# Work to be completed:
Count how many lines of the data include "Hose". The answer is that number and nothing else.

# Data section:
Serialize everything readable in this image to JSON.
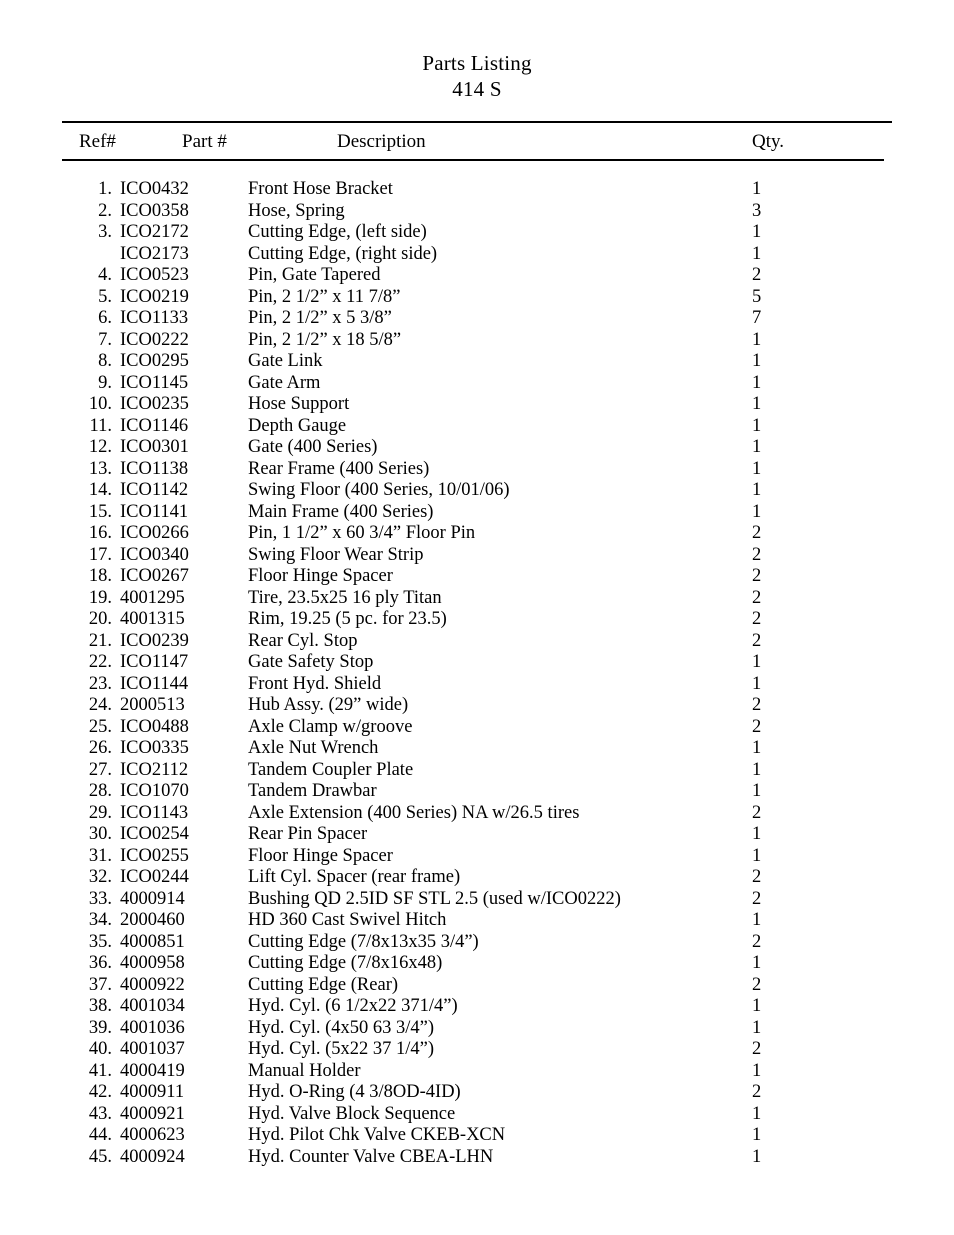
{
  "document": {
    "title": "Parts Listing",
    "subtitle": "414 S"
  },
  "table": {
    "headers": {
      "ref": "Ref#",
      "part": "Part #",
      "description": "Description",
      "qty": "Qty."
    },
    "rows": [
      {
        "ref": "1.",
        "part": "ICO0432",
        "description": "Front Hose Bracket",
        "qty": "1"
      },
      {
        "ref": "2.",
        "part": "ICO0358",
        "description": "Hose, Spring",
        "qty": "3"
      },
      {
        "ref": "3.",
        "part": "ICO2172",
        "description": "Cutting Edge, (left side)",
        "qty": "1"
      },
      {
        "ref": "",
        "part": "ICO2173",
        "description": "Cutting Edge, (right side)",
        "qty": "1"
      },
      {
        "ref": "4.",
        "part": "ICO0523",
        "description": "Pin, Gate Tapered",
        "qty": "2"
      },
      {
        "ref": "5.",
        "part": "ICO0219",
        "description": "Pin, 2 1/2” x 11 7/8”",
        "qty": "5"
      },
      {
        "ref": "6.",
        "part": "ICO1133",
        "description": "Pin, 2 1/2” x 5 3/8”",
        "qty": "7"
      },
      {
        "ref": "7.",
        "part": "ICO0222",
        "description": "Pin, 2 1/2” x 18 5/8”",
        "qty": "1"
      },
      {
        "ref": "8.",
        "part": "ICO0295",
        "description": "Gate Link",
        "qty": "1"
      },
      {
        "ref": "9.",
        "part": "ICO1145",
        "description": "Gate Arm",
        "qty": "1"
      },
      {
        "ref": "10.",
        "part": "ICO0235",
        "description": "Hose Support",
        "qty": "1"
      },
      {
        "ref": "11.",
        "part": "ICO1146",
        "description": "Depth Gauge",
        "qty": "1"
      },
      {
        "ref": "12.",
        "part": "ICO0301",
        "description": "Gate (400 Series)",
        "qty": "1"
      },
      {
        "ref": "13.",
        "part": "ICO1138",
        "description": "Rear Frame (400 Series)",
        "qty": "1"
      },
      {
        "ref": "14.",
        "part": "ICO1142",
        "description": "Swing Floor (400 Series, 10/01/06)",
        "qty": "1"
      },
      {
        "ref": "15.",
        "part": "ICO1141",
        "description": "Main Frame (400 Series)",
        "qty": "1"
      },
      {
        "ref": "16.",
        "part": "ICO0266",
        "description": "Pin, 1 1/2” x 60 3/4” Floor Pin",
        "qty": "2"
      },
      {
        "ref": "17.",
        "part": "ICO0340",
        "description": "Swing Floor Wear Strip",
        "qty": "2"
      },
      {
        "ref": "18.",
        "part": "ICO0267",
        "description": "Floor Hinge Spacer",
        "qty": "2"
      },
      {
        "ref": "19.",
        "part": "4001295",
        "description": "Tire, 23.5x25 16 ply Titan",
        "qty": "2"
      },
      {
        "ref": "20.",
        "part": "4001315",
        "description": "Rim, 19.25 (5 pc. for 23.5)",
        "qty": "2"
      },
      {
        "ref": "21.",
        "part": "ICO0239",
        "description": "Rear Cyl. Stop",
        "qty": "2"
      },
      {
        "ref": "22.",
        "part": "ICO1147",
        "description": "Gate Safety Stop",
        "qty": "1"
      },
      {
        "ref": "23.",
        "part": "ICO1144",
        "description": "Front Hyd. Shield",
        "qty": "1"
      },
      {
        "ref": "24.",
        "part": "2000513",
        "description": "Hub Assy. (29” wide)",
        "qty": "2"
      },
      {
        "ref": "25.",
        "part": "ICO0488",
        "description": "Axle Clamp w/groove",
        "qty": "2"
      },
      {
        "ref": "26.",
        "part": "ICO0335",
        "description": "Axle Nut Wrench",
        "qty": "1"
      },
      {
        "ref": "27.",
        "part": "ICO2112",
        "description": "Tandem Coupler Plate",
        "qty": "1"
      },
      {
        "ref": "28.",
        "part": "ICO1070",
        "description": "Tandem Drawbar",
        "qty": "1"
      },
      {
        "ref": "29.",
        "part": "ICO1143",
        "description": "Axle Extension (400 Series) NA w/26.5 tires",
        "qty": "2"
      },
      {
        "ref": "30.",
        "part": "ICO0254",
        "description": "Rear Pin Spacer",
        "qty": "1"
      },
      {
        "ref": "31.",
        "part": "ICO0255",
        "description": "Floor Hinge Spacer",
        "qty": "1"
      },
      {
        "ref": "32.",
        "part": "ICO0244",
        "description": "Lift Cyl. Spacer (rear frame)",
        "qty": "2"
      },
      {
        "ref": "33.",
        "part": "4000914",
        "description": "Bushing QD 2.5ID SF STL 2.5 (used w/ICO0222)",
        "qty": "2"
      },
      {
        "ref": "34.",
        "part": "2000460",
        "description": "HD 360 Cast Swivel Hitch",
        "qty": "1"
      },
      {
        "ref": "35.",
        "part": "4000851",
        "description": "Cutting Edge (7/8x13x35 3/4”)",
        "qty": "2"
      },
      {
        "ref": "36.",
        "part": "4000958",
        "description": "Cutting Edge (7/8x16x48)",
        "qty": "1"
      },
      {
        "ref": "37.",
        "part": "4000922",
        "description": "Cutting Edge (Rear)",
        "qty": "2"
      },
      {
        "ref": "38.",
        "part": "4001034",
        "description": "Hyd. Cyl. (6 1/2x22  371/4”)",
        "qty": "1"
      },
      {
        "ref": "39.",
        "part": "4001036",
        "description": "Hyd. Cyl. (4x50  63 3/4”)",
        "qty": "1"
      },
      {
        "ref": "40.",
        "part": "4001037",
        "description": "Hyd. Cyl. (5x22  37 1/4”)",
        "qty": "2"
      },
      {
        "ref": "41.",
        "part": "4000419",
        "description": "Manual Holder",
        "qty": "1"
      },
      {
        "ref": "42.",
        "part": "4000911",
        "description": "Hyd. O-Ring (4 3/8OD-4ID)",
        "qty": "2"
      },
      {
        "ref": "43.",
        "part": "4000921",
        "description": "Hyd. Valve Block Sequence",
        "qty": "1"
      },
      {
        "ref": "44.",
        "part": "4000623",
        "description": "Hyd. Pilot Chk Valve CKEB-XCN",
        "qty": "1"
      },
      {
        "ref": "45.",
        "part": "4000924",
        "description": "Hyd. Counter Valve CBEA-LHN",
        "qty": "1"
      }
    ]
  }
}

# Exercise output:
3